**Instruction:** Copy every line of the data that contains the string "پہلے".

**Listed records:**
········

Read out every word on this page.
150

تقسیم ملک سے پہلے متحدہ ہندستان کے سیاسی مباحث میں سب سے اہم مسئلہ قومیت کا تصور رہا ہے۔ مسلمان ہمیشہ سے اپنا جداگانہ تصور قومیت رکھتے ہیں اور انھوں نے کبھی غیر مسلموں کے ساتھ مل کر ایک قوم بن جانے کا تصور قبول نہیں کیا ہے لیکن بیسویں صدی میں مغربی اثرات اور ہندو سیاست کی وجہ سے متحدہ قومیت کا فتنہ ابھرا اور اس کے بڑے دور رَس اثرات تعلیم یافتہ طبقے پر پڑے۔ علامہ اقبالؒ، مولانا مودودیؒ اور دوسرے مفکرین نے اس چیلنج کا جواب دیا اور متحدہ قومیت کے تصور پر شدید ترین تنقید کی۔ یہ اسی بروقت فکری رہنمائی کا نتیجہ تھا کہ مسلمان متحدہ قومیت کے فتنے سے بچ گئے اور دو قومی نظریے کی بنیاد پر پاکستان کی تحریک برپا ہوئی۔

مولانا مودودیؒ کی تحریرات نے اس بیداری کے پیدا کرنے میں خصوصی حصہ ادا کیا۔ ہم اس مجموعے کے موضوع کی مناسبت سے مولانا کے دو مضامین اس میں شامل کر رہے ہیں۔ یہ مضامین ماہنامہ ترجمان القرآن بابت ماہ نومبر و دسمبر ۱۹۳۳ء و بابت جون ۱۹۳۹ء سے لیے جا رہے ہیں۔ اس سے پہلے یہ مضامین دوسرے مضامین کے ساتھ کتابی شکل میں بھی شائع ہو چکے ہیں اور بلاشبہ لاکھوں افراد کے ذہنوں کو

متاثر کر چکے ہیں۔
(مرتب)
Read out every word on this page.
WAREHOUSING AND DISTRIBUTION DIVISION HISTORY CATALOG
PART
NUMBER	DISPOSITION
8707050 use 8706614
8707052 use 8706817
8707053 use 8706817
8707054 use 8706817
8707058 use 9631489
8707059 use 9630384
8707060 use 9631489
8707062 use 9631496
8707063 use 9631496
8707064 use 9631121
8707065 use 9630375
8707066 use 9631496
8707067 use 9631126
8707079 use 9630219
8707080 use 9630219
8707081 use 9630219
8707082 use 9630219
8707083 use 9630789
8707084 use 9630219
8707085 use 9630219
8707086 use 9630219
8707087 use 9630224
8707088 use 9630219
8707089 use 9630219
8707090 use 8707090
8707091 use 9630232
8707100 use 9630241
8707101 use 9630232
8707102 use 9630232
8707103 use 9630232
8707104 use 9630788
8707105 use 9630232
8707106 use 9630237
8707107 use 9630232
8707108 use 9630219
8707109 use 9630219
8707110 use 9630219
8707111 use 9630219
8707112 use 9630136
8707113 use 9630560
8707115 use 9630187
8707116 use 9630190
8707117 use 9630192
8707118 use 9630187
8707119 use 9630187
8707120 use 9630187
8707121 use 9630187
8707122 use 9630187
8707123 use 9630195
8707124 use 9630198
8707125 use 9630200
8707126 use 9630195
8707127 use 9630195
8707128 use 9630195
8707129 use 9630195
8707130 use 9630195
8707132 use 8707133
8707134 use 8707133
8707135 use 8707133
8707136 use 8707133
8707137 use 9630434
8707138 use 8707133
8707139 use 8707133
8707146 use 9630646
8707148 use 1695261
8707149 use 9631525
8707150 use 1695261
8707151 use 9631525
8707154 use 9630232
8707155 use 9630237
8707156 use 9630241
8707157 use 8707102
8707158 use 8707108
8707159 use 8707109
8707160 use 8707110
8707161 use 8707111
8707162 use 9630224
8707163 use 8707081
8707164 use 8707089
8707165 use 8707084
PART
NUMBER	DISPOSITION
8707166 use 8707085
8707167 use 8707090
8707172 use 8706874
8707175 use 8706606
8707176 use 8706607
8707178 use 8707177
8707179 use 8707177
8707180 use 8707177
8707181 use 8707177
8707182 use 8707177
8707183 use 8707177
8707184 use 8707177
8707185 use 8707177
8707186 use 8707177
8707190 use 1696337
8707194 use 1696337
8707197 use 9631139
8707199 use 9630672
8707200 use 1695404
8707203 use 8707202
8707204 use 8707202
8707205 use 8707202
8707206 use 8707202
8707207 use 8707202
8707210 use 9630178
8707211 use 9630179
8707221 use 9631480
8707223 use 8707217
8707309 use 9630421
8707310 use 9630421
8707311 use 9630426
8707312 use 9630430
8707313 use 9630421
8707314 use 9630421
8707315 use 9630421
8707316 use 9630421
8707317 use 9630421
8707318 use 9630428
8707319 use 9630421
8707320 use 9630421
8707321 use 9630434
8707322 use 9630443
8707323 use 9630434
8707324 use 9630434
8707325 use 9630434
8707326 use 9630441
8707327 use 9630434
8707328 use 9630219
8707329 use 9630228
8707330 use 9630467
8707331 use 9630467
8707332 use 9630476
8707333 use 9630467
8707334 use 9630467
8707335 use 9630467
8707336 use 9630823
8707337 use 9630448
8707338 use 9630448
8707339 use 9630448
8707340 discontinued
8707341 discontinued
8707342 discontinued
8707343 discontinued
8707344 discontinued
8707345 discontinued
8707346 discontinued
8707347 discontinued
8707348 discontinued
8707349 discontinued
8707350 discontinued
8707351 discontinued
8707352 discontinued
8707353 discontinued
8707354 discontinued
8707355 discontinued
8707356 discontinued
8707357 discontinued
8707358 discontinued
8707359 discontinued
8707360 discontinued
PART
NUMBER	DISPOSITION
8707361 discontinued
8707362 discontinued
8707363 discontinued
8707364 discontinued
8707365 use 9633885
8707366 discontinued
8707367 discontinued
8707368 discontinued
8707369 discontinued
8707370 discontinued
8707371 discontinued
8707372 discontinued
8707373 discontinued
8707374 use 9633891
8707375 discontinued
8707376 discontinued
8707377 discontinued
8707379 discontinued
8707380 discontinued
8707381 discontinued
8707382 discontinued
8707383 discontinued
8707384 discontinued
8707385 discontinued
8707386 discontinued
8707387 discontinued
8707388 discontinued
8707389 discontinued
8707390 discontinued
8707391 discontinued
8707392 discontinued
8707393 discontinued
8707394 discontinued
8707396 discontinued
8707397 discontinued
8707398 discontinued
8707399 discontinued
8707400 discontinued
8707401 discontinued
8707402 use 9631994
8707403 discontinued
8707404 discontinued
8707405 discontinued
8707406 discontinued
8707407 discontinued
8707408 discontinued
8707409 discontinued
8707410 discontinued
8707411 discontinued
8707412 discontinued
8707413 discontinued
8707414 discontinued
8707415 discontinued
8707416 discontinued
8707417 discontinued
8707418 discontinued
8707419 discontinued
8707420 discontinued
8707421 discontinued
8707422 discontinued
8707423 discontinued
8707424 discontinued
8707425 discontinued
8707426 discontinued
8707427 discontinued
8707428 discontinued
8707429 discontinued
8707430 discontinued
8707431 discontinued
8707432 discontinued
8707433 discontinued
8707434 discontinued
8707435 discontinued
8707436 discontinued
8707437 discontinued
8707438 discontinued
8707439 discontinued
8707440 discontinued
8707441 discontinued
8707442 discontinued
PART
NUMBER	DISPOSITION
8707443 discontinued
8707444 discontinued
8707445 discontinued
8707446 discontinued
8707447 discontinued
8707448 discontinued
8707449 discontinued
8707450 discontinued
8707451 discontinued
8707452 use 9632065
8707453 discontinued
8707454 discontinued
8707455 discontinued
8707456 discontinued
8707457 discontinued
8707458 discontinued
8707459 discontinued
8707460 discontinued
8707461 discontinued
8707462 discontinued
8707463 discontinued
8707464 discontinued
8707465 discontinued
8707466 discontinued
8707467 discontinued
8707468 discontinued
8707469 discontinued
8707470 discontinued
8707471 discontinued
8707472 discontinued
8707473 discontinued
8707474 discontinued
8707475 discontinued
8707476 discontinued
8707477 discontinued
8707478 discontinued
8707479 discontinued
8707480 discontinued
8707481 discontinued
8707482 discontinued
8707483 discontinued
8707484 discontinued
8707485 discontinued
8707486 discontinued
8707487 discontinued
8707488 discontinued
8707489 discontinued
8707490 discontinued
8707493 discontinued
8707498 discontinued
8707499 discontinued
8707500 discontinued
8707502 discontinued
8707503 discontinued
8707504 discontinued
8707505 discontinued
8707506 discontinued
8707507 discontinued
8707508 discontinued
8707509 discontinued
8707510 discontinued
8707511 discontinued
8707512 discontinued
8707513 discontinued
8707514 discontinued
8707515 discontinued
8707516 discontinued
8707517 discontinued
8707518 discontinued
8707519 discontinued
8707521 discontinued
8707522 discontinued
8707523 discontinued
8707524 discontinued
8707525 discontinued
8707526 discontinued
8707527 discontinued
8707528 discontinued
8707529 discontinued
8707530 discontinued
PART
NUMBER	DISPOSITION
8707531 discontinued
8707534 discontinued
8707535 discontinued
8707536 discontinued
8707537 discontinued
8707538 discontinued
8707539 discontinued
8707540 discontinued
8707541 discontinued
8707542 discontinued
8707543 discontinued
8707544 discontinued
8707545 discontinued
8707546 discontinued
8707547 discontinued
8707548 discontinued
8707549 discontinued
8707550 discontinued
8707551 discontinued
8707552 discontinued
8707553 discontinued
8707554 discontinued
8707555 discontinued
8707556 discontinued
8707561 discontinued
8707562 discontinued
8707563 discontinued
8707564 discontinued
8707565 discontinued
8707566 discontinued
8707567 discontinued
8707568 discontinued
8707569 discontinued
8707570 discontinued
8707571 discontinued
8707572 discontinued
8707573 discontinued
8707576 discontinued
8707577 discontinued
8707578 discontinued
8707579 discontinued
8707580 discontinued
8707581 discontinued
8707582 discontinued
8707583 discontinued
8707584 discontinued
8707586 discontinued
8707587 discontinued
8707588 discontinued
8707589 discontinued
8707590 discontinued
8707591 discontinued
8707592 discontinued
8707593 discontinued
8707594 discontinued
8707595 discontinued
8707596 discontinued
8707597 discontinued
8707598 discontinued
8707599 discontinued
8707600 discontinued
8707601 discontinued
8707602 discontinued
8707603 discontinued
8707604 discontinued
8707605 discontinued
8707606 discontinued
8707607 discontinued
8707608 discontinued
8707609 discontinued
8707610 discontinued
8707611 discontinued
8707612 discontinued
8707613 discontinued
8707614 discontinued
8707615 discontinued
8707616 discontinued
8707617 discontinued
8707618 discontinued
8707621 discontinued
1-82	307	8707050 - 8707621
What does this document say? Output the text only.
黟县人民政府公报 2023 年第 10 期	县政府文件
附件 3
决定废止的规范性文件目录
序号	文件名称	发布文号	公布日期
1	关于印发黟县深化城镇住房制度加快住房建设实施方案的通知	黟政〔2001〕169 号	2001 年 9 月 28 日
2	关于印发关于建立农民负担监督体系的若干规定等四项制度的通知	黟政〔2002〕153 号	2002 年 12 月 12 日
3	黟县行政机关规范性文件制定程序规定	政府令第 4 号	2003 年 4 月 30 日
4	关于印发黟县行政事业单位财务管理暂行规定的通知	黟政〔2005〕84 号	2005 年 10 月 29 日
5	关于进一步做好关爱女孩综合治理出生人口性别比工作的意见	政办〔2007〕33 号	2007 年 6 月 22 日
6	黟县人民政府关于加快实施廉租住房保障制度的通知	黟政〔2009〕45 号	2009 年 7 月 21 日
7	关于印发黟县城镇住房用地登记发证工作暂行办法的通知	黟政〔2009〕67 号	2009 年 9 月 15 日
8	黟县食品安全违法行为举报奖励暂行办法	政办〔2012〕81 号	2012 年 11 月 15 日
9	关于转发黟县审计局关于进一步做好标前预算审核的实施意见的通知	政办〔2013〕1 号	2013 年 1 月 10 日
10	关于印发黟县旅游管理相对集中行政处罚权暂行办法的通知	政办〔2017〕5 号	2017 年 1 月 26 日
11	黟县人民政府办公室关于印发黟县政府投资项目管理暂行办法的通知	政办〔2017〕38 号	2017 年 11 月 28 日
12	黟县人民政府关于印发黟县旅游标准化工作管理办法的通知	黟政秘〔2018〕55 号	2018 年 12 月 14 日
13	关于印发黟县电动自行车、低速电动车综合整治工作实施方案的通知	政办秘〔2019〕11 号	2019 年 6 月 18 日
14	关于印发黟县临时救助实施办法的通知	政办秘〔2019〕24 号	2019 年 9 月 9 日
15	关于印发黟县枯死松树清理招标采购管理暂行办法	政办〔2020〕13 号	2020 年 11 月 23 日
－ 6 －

········

**Result of this task:**
تقسیم ملک سے پہلے متحدہ ہندستان کے سیاسی مباحث میں سب سے اہم مسئلہ قومیت کا تصور رہا ہے۔ مسلمان ہمیشہ سے اپنا جداگانہ تصور قومیت رکھتے ہیں اور انھوں نے کبھی غیر مسلموں کے ساتھ مل کر ایک قوم بن جانے کا تصور قبول نہیں کیا ہے لیکن بیسویں صدی میں مغربی اثرات اور ہندو سیاست کی وجہ سے متحدہ قومیت کا فتنہ ابھرا اور اس کے بڑے دور رَس اثرات تعلیم یافتہ طبقے پر پڑے۔ علامہ اقبالؒ، مولانا مودودیؒ اور دوسرے مفکرین نے اس چیلنج کا جواب دیا اور متحدہ قومیت کے تصور پر شدید ترین تنقید کی۔ یہ اسی بروقت فکری رہنمائی کا نتیجہ تھا کہ مسلمان متحدہ قومیت کے فتنے سے بچ گئے اور دو قومی نظریے کی بنیاد پر پاکستان کی تحریک برپا ہوئی۔
مولانا مودودیؒ کی تحریرات نے اس بیداری کے پیدا کرنے میں خصوصی حصہ ادا کیا۔ ہم اس مجموعے کے موضوع کی مناسبت سے مولانا کے دو مضامین اس میں شامل کر رہے ہیں۔ یہ مضامین ماہنامہ ترجمان القرآن بابت ماہ نومبر و دسمبر ۱۹۳۳ء و بابت جون ۱۹۳۹ء سے لیے جا رہے ہیں۔ اس سے پہلے یہ مضامین دوسرے مضامین کے ساتھ کتابی شکل میں بھی شائع ہو چکے ہیں اور بلاشبہ لاکھوں افراد کے ذہنوں کو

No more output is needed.